— start of Raw records —

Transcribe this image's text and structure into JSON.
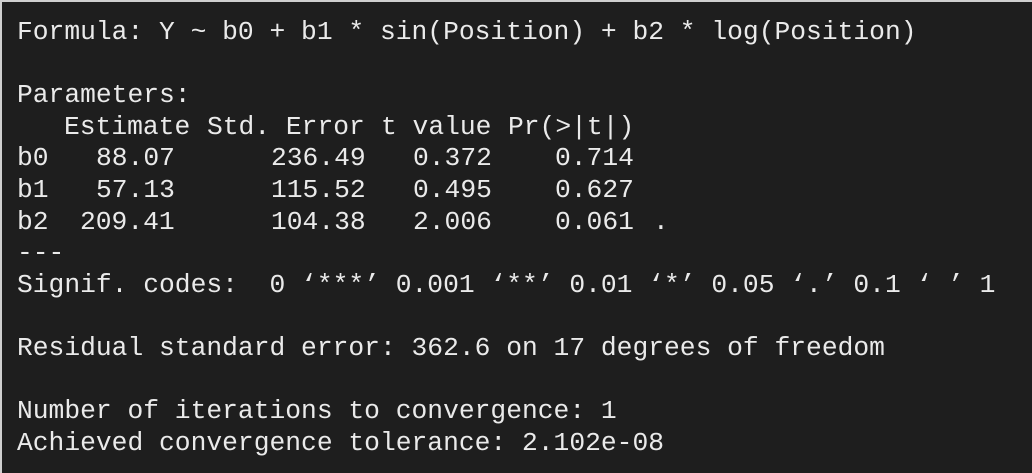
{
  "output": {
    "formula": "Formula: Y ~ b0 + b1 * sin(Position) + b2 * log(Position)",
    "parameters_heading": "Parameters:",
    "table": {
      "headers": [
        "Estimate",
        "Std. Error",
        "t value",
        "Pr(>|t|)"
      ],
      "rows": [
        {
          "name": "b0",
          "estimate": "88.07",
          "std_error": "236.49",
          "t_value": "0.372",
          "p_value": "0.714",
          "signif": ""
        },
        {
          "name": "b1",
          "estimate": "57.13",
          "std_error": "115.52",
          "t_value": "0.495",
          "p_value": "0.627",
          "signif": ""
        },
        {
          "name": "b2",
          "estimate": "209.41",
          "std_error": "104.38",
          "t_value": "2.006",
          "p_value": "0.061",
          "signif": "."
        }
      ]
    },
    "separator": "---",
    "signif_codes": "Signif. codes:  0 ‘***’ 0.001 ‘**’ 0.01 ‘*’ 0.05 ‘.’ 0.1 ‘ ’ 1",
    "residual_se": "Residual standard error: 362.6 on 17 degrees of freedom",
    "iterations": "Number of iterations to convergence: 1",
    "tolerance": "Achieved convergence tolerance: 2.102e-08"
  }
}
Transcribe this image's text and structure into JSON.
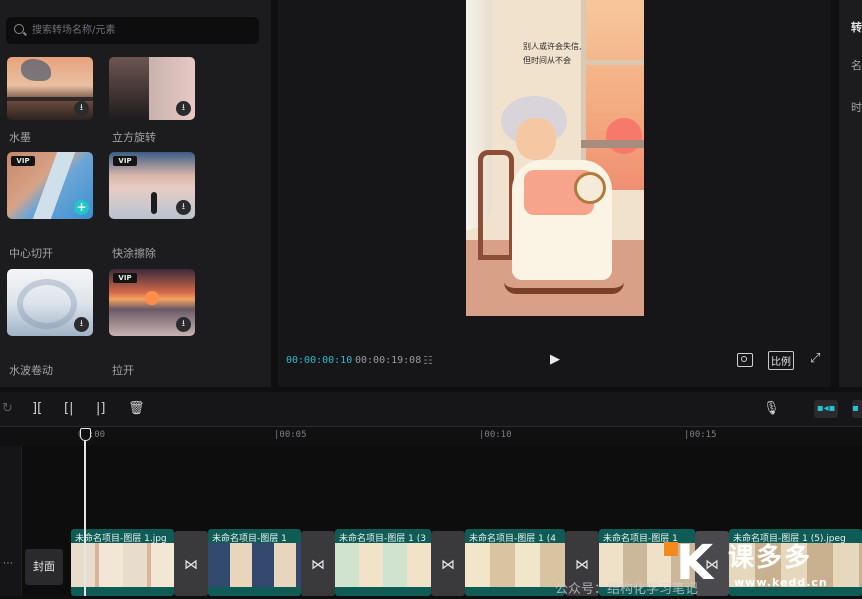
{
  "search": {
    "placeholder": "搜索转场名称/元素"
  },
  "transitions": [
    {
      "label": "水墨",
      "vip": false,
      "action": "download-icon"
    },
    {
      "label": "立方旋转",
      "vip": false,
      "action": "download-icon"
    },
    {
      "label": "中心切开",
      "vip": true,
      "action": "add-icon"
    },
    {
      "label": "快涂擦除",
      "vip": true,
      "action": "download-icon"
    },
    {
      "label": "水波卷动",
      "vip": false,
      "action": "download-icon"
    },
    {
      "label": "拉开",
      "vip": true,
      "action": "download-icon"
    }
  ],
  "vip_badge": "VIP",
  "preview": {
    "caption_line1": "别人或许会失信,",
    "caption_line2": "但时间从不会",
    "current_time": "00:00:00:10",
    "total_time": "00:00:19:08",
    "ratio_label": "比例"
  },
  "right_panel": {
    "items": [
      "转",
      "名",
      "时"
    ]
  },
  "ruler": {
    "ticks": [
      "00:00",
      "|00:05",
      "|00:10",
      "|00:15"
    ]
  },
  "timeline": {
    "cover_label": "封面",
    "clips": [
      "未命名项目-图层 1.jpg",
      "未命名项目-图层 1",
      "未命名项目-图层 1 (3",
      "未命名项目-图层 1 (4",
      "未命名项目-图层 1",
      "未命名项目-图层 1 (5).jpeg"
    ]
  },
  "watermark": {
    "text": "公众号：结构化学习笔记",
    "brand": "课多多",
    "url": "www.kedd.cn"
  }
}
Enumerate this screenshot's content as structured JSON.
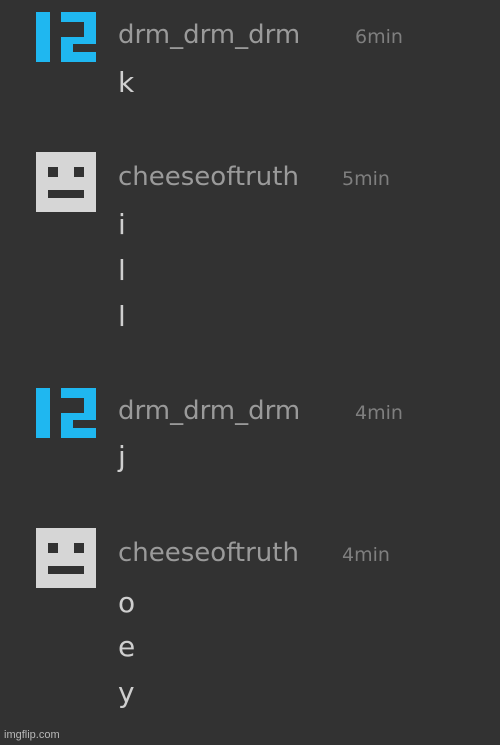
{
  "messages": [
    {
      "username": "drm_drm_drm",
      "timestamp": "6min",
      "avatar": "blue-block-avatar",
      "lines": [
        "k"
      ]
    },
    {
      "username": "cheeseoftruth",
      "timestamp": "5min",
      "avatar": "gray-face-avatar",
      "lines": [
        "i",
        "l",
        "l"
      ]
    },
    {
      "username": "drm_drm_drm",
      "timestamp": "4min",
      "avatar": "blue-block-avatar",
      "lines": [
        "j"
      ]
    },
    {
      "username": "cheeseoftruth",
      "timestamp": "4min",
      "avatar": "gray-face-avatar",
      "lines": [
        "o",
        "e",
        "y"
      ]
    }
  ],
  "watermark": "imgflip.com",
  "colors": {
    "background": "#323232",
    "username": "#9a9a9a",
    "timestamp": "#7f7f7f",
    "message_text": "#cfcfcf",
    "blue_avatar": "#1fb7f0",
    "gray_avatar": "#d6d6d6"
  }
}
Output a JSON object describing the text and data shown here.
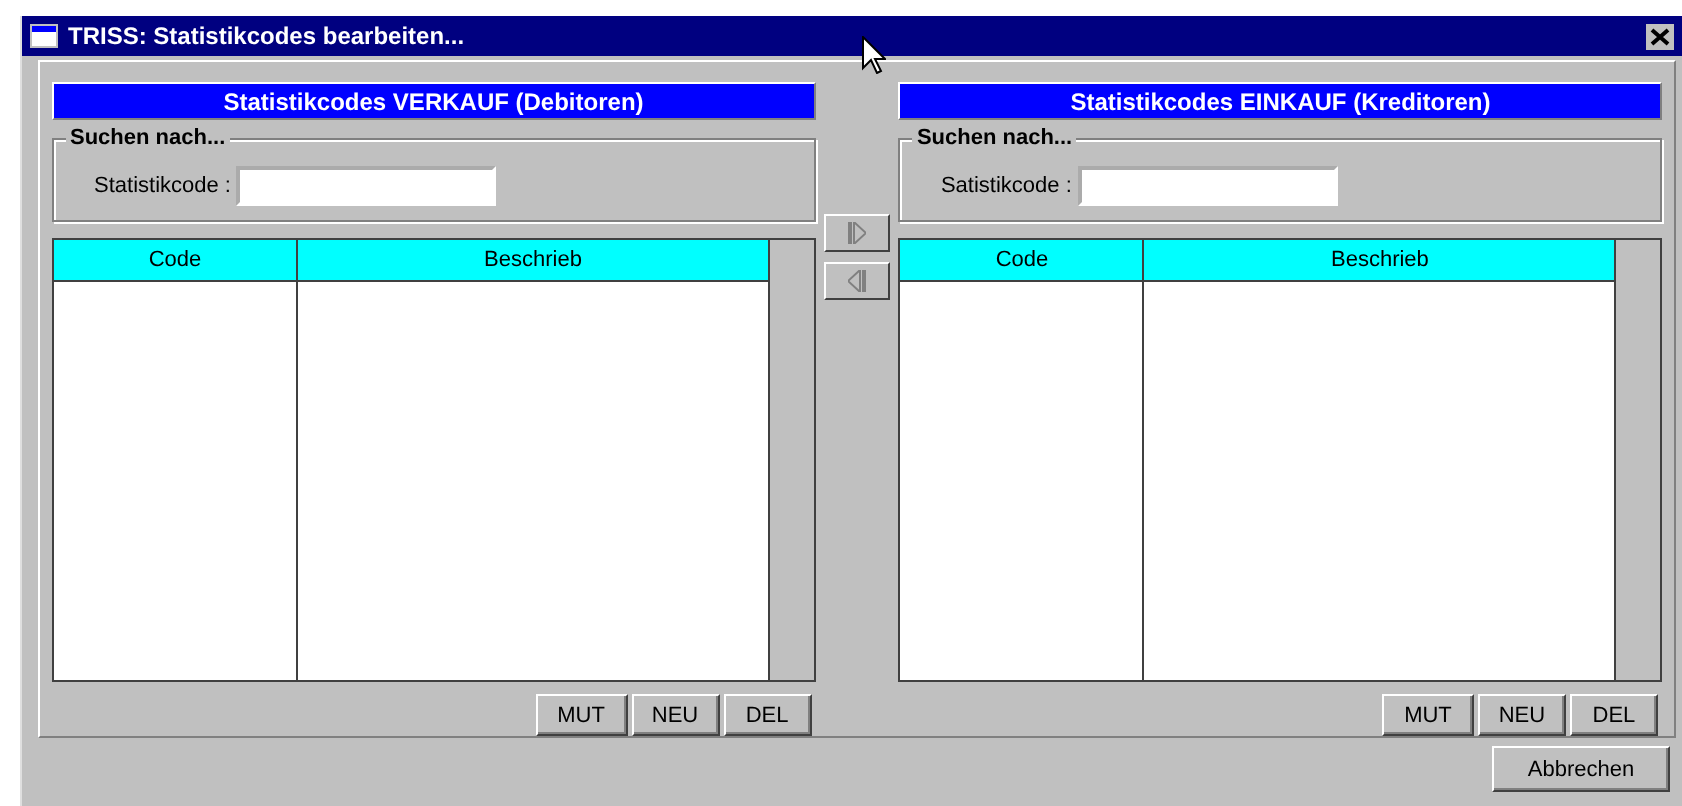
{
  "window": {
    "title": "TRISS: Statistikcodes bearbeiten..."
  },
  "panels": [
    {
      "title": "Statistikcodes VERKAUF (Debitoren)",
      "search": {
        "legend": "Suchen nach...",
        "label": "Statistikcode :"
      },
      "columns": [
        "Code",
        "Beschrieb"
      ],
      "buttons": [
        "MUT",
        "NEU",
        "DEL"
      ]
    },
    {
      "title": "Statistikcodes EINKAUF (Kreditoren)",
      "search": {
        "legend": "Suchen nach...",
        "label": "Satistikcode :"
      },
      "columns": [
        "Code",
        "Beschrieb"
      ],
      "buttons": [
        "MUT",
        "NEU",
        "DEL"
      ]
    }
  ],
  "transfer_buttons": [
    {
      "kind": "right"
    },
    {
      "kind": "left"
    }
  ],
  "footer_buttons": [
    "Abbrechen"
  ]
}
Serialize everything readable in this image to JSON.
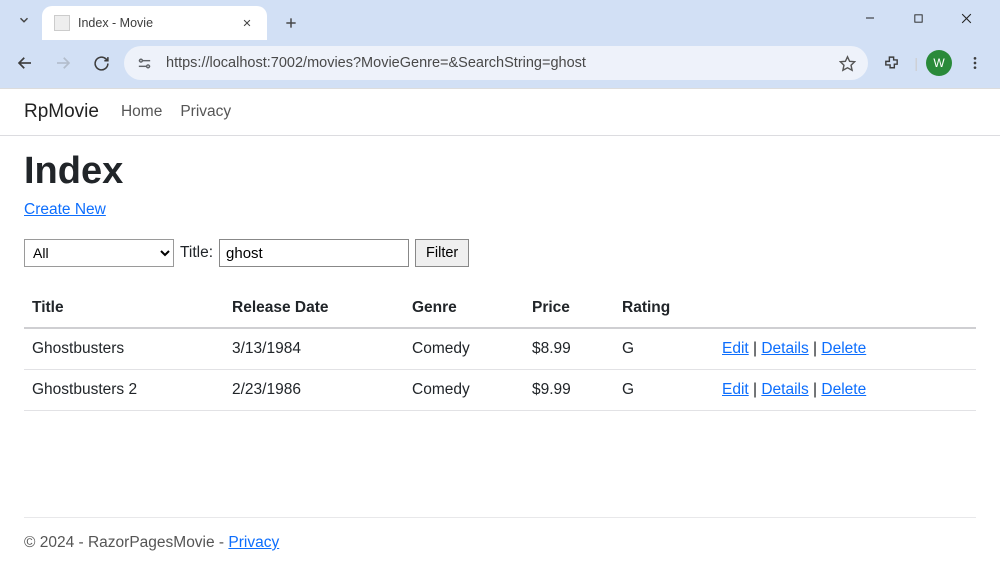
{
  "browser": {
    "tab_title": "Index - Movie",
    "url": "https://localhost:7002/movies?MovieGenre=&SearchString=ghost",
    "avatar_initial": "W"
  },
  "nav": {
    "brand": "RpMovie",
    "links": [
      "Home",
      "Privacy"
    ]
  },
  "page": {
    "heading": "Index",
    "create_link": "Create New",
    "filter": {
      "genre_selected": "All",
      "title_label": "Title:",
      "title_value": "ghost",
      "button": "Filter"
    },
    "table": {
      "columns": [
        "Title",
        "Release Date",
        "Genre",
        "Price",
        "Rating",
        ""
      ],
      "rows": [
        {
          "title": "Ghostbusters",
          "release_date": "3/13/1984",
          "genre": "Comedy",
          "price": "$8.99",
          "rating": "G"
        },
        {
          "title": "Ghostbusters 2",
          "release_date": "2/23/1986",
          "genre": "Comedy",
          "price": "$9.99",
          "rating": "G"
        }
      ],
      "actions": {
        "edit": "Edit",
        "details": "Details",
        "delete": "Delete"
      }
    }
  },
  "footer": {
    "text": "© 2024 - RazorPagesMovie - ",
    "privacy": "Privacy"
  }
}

— end of Raw records —

Task goal —
Copy out the listing exactly as it stands, but not the pictures.

Result —
Transcribe this image's text and structure into JSON.
{
  "output": {
    "formula": "Formula: Y ~ b0 + b1 * sin(Position) + b2 * log(Position)",
    "parameters_heading": "Parameters:",
    "table": {
      "headers": [
        "Estimate",
        "Std. Error",
        "t value",
        "Pr(>|t|)"
      ],
      "rows": [
        {
          "name": "b0",
          "estimate": "88.07",
          "std_error": "236.49",
          "t_value": "0.372",
          "p_value": "0.714",
          "signif": ""
        },
        {
          "name": "b1",
          "estimate": "57.13",
          "std_error": "115.52",
          "t_value": "0.495",
          "p_value": "0.627",
          "signif": ""
        },
        {
          "name": "b2",
          "estimate": "209.41",
          "std_error": "104.38",
          "t_value": "2.006",
          "p_value": "0.061",
          "signif": "."
        }
      ]
    },
    "separator": "---",
    "signif_codes": "Signif. codes:  0 ‘***’ 0.001 ‘**’ 0.01 ‘*’ 0.05 ‘.’ 0.1 ‘ ’ 1",
    "residual_se": "Residual standard error: 362.6 on 17 degrees of freedom",
    "iterations": "Number of iterations to convergence: 1",
    "tolerance": "Achieved convergence tolerance: 2.102e-08"
  }
}
Transcribe this image's text and structure into JSON.
{
  "search": {
    "placeholder": "搜索转场名称/元素"
  },
  "transitions": [
    {
      "label": "水墨",
      "vip": false,
      "action": "download-icon"
    },
    {
      "label": "立方旋转",
      "vip": false,
      "action": "download-icon"
    },
    {
      "label": "中心切开",
      "vip": true,
      "action": "add-icon"
    },
    {
      "label": "快涂擦除",
      "vip": true,
      "action": "download-icon"
    },
    {
      "label": "水波卷动",
      "vip": false,
      "action": "download-icon"
    },
    {
      "label": "拉开",
      "vip": true,
      "action": "download-icon"
    }
  ],
  "vip_badge": "VIP",
  "preview": {
    "caption_line1": "别人或许会失信,",
    "caption_line2": "但时间从不会",
    "current_time": "00:00:00:10",
    "total_time": "00:00:19:08",
    "ratio_label": "比例"
  },
  "right_panel": {
    "items": [
      "转",
      "名",
      "时"
    ]
  },
  "ruler": {
    "ticks": [
      "00:00",
      "|00:05",
      "|00:10",
      "|00:15"
    ]
  },
  "timeline": {
    "cover_label": "封面",
    "clips": [
      "未命名项目-图层 1.jpg",
      "未命名项目-图层 1",
      "未命名项目-图层 1 (3",
      "未命名项目-图层 1 (4",
      "未命名项目-图层 1",
      "未命名项目-图层 1 (5).jpeg"
    ]
  },
  "watermark": {
    "text": "公众号：结构化学习笔记",
    "brand": "课多多",
    "url": "www.kedd.cn"
  }
}
Enumerate this screenshot's content as structured JSON.
{
  "messages": [
    {
      "username": "drm_drm_drm",
      "timestamp": "6min",
      "avatar": "blue-block-avatar",
      "lines": [
        "k"
      ]
    },
    {
      "username": "cheeseoftruth",
      "timestamp": "5min",
      "avatar": "gray-face-avatar",
      "lines": [
        "i",
        "l",
        "l"
      ]
    },
    {
      "username": "drm_drm_drm",
      "timestamp": "4min",
      "avatar": "blue-block-avatar",
      "lines": [
        "j"
      ]
    },
    {
      "username": "cheeseoftruth",
      "timestamp": "4min",
      "avatar": "gray-face-avatar",
      "lines": [
        "o",
        "e",
        "y"
      ]
    }
  ],
  "watermark": "imgflip.com",
  "colors": {
    "background": "#323232",
    "username": "#9a9a9a",
    "timestamp": "#7f7f7f",
    "message_text": "#cfcfcf",
    "blue_avatar": "#1fb7f0",
    "gray_avatar": "#d6d6d6"
  }
}
Output a JSON object describing the text and data shown here.
{
  "window": {
    "title": "TRISS: Statistikcodes bearbeiten..."
  },
  "panels": [
    {
      "title": "Statistikcodes VERKAUF (Debitoren)",
      "search": {
        "legend": "Suchen nach...",
        "label": "Statistikcode :"
      },
      "columns": [
        "Code",
        "Beschrieb"
      ],
      "buttons": [
        "MUT",
        "NEU",
        "DEL"
      ]
    },
    {
      "title": "Statistikcodes EINKAUF (Kreditoren)",
      "search": {
        "legend": "Suchen nach...",
        "label": "Satistikcode :"
      },
      "columns": [
        "Code",
        "Beschrieb"
      ],
      "buttons": [
        "MUT",
        "NEU",
        "DEL"
      ]
    }
  ],
  "transfer_buttons": [
    {
      "kind": "right"
    },
    {
      "kind": "left"
    }
  ],
  "footer_buttons": [
    "Abbrechen"
  ]
}
Serialize everything readable in this image to JSON.
{
  "browser": {
    "tab_title": "Index - Movie",
    "url": "https://localhost:7002/movies?MovieGenre=&SearchString=ghost",
    "avatar_initial": "W"
  },
  "nav": {
    "brand": "RpMovie",
    "links": [
      "Home",
      "Privacy"
    ]
  },
  "page": {
    "heading": "Index",
    "create_link": "Create New",
    "filter": {
      "genre_selected": "All",
      "title_label": "Title:",
      "title_value": "ghost",
      "button": "Filter"
    },
    "table": {
      "columns": [
        "Title",
        "Release Date",
        "Genre",
        "Price",
        "Rating",
        ""
      ],
      "rows": [
        {
          "title": "Ghostbusters",
          "release_date": "3/13/1984",
          "genre": "Comedy",
          "price": "$8.99",
          "rating": "G"
        },
        {
          "title": "Ghostbusters 2",
          "release_date": "2/23/1986",
          "genre": "Comedy",
          "price": "$9.99",
          "rating": "G"
        }
      ],
      "actions": {
        "edit": "Edit",
        "details": "Details",
        "delete": "Delete"
      }
    }
  },
  "footer": {
    "text": "© 2024 - RazorPagesMovie - ",
    "privacy": "Privacy"
  }
}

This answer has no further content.